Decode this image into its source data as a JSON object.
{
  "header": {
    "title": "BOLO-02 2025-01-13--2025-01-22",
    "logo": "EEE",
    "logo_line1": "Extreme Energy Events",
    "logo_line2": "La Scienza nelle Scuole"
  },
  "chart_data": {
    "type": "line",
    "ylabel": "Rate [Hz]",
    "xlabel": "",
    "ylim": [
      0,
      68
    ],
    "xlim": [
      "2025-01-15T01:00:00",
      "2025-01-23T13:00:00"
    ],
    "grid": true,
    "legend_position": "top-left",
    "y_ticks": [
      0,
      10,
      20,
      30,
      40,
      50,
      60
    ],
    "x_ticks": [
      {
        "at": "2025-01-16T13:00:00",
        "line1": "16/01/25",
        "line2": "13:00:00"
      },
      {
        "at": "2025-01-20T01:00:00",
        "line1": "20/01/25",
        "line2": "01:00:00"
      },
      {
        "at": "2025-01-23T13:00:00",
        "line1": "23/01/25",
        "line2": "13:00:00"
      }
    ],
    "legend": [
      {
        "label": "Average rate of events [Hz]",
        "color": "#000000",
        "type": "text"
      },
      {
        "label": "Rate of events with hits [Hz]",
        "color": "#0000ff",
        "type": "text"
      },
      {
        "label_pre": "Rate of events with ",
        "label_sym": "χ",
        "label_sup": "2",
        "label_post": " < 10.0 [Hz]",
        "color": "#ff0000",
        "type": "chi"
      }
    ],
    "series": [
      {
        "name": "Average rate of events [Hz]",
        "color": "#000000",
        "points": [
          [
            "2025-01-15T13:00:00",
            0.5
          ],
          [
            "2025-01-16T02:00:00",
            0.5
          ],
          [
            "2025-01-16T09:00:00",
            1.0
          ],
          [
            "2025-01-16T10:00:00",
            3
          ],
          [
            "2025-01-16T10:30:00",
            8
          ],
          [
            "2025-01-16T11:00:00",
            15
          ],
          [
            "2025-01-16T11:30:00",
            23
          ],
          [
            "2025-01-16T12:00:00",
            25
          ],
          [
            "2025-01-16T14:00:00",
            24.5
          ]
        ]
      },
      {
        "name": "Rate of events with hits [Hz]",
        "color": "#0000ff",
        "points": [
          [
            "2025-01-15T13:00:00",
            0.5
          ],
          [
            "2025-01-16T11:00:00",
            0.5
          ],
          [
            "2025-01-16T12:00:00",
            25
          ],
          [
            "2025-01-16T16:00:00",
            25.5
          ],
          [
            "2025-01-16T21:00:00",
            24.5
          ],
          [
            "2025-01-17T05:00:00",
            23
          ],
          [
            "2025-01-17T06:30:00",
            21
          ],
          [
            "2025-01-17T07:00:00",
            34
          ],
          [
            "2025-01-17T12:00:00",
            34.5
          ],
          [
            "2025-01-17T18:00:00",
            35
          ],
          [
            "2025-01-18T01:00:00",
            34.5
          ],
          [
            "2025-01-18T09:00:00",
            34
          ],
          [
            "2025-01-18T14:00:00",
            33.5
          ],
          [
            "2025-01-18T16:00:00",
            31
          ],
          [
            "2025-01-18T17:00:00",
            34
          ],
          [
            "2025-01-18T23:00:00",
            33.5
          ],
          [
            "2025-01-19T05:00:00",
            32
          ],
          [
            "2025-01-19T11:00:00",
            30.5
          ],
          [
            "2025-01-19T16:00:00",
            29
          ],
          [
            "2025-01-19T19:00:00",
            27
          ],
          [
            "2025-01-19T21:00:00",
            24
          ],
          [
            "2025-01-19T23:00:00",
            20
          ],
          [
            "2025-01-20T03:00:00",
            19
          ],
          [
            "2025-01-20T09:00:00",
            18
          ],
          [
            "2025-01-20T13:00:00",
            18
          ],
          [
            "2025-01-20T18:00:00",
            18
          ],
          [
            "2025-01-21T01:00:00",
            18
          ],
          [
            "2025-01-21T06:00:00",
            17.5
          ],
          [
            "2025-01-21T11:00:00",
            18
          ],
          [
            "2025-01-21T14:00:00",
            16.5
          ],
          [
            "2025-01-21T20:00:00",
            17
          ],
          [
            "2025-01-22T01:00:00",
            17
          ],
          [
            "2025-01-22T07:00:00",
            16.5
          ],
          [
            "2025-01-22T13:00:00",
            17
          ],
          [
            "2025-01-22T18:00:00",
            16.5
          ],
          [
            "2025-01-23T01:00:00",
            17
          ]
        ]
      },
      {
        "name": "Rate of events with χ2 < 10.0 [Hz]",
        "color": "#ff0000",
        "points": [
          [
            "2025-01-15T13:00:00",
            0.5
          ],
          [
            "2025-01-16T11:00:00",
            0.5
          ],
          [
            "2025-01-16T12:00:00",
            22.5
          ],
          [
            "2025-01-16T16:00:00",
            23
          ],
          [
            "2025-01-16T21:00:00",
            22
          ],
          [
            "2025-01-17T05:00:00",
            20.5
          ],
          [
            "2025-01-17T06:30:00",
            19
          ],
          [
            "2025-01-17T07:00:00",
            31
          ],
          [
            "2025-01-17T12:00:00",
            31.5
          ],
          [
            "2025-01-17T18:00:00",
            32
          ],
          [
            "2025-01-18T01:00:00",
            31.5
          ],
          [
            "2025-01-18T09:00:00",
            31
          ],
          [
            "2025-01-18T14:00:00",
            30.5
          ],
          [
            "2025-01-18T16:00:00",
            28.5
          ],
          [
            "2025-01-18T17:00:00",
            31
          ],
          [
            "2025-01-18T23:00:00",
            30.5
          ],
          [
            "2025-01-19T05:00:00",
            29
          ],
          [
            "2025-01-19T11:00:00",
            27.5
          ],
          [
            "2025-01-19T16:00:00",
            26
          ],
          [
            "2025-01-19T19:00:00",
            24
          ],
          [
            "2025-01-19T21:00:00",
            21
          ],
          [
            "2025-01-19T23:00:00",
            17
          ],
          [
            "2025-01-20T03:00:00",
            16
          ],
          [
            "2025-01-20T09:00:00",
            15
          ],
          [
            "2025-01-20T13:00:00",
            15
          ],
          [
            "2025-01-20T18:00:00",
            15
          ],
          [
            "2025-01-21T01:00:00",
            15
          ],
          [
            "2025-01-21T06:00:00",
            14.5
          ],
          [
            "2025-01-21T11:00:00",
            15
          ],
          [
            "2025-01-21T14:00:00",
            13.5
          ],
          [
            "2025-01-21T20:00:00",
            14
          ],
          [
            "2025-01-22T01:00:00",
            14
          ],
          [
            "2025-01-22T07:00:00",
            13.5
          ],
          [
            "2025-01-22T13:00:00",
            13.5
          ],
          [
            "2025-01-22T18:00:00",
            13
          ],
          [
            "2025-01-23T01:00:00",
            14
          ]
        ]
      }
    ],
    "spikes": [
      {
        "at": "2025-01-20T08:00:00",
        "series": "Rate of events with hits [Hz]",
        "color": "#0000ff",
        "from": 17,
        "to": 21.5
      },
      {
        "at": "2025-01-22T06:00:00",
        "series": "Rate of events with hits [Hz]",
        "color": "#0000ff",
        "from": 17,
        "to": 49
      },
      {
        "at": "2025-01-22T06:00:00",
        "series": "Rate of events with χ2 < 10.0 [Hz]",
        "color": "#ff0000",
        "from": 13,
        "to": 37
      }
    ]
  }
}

Given problem:
Reproduce each entry above exactly, keeping every word.

Problem solution:
Decode this image into its source data as a JSON object.
{
  "header": {
    "title": "BOLO-02 2025-01-13--2025-01-22",
    "logo": "EEE",
    "logo_line1": "Extreme Energy Events",
    "logo_line2": "La Scienza nelle Scuole"
  },
  "chart_data": {
    "type": "line",
    "ylabel": "Rate [Hz]",
    "xlabel": "",
    "ylim": [
      0,
      68
    ],
    "xlim": [
      "2025-01-15T01:00:00",
      "2025-01-23T13:00:00"
    ],
    "grid": true,
    "legend_position": "top-left",
    "y_ticks": [
      0,
      10,
      20,
      30,
      40,
      50,
      60
    ],
    "x_ticks": [
      {
        "at": "2025-01-16T13:00:00",
        "line1": "16/01/25",
        "line2": "13:00:00"
      },
      {
        "at": "2025-01-20T01:00:00",
        "line1": "20/01/25",
        "line2": "01:00:00"
      },
      {
        "at": "2025-01-23T13:00:00",
        "line1": "23/01/25",
        "line2": "13:00:00"
      }
    ],
    "legend": [
      {
        "label": "Average rate of events [Hz]",
        "color": "#000000",
        "type": "text"
      },
      {
        "label": "Rate of events with hits [Hz]",
        "color": "#0000ff",
        "type": "text"
      },
      {
        "label_pre": "Rate of events with ",
        "label_sym": "χ",
        "label_sup": "2",
        "label_post": " < 10.0 [Hz]",
        "color": "#ff0000",
        "type": "chi"
      }
    ],
    "series": [
      {
        "name": "Average rate of events [Hz]",
        "color": "#000000",
        "points": [
          [
            "2025-01-15T13:00:00",
            0.5
          ],
          [
            "2025-01-16T02:00:00",
            0.5
          ],
          [
            "2025-01-16T09:00:00",
            1.0
          ],
          [
            "2025-01-16T10:00:00",
            3
          ],
          [
            "2025-01-16T10:30:00",
            8
          ],
          [
            "2025-01-16T11:00:00",
            15
          ],
          [
            "2025-01-16T11:30:00",
            23
          ],
          [
            "2025-01-16T12:00:00",
            25
          ],
          [
            "2025-01-16T14:00:00",
            24.5
          ]
        ]
      },
      {
        "name": "Rate of events with hits [Hz]",
        "color": "#0000ff",
        "points": [
          [
            "2025-01-15T13:00:00",
            0.5
          ],
          [
            "2025-01-16T11:00:00",
            0.5
          ],
          [
            "2025-01-16T12:00:00",
            25
          ],
          [
            "2025-01-16T16:00:00",
            25.5
          ],
          [
            "2025-01-16T21:00:00",
            24.5
          ],
          [
            "2025-01-17T05:00:00",
            23
          ],
          [
            "2025-01-17T06:30:00",
            21
          ],
          [
            "2025-01-17T07:00:00",
            34
          ],
          [
            "2025-01-17T12:00:00",
            34.5
          ],
          [
            "2025-01-17T18:00:00",
            35
          ],
          [
            "2025-01-18T01:00:00",
            34.5
          ],
          [
            "2025-01-18T09:00:00",
            34
          ],
          [
            "2025-01-18T14:00:00",
            33.5
          ],
          [
            "2025-01-18T16:00:00",
            31
          ],
          [
            "2025-01-18T17:00:00",
            34
          ],
          [
            "2025-01-18T23:00:00",
            33.5
          ],
          [
            "2025-01-19T05:00:00",
            32
          ],
          [
            "2025-01-19T11:00:00",
            30.5
          ],
          [
            "2025-01-19T16:00:00",
            29
          ],
          [
            "2025-01-19T19:00:00",
            27
          ],
          [
            "2025-01-19T21:00:00",
            24
          ],
          [
            "2025-01-19T23:00:00",
            20
          ],
          [
            "2025-01-20T03:00:00",
            19
          ],
          [
            "2025-01-20T09:00:00",
            18
          ],
          [
            "2025-01-20T13:00:00",
            18
          ],
          [
            "2025-01-20T18:00:00",
            18
          ],
          [
            "2025-01-21T01:00:00",
            18
          ],
          [
            "2025-01-21T06:00:00",
            17.5
          ],
          [
            "2025-01-21T11:00:00",
            18
          ],
          [
            "2025-01-21T14:00:00",
            16.5
          ],
          [
            "2025-01-21T20:00:00",
            17
          ],
          [
            "2025-01-22T01:00:00",
            17
          ],
          [
            "2025-01-22T07:00:00",
            16.5
          ],
          [
            "2025-01-22T13:00:00",
            17
          ],
          [
            "2025-01-22T18:00:00",
            16.5
          ],
          [
            "2025-01-23T01:00:00",
            17
          ]
        ]
      },
      {
        "name": "Rate of events with χ2 < 10.0 [Hz]",
        "color": "#ff0000",
        "points": [
          [
            "2025-01-15T13:00:00",
            0.5
          ],
          [
            "2025-01-16T11:00:00",
            0.5
          ],
          [
            "2025-01-16T12:00:00",
            22.5
          ],
          [
            "2025-01-16T16:00:00",
            23
          ],
          [
            "2025-01-16T21:00:00",
            22
          ],
          [
            "2025-01-17T05:00:00",
            20.5
          ],
          [
            "2025-01-17T06:30:00",
            19
          ],
          [
            "2025-01-17T07:00:00",
            31
          ],
          [
            "2025-01-17T12:00:00",
            31.5
          ],
          [
            "2025-01-17T18:00:00",
            32
          ],
          [
            "2025-01-18T01:00:00",
            31.5
          ],
          [
            "2025-01-18T09:00:00",
            31
          ],
          [
            "2025-01-18T14:00:00",
            30.5
          ],
          [
            "2025-01-18T16:00:00",
            28.5
          ],
          [
            "2025-01-18T17:00:00",
            31
          ],
          [
            "2025-01-18T23:00:00",
            30.5
          ],
          [
            "2025-01-19T05:00:00",
            29
          ],
          [
            "2025-01-19T11:00:00",
            27.5
          ],
          [
            "2025-01-19T16:00:00",
            26
          ],
          [
            "2025-01-19T19:00:00",
            24
          ],
          [
            "2025-01-19T21:00:00",
            21
          ],
          [
            "2025-01-19T23:00:00",
            17
          ],
          [
            "2025-01-20T03:00:00",
            16
          ],
          [
            "2025-01-20T09:00:00",
            15
          ],
          [
            "2025-01-20T13:00:00",
            15
          ],
          [
            "2025-01-20T18:00:00",
            15
          ],
          [
            "2025-01-21T01:00:00",
            15
          ],
          [
            "2025-01-21T06:00:00",
            14.5
          ],
          [
            "2025-01-21T11:00:00",
            15
          ],
          [
            "2025-01-21T14:00:00",
            13.5
          ],
          [
            "2025-01-21T20:00:00",
            14
          ],
          [
            "2025-01-22T01:00:00",
            14
          ],
          [
            "2025-01-22T07:00:00",
            13.5
          ],
          [
            "2025-01-22T13:00:00",
            13.5
          ],
          [
            "2025-01-22T18:00:00",
            13
          ],
          [
            "2025-01-23T01:00:00",
            14
          ]
        ]
      }
    ],
    "spikes": [
      {
        "at": "2025-01-20T08:00:00",
        "series": "Rate of events with hits [Hz]",
        "color": "#0000ff",
        "from": 17,
        "to": 21.5
      },
      {
        "at": "2025-01-22T06:00:00",
        "series": "Rate of events with hits [Hz]",
        "color": "#0000ff",
        "from": 17,
        "to": 49
      },
      {
        "at": "2025-01-22T06:00:00",
        "series": "Rate of events with χ2 < 10.0 [Hz]",
        "color": "#ff0000",
        "from": 13,
        "to": 37
      }
    ]
  }
}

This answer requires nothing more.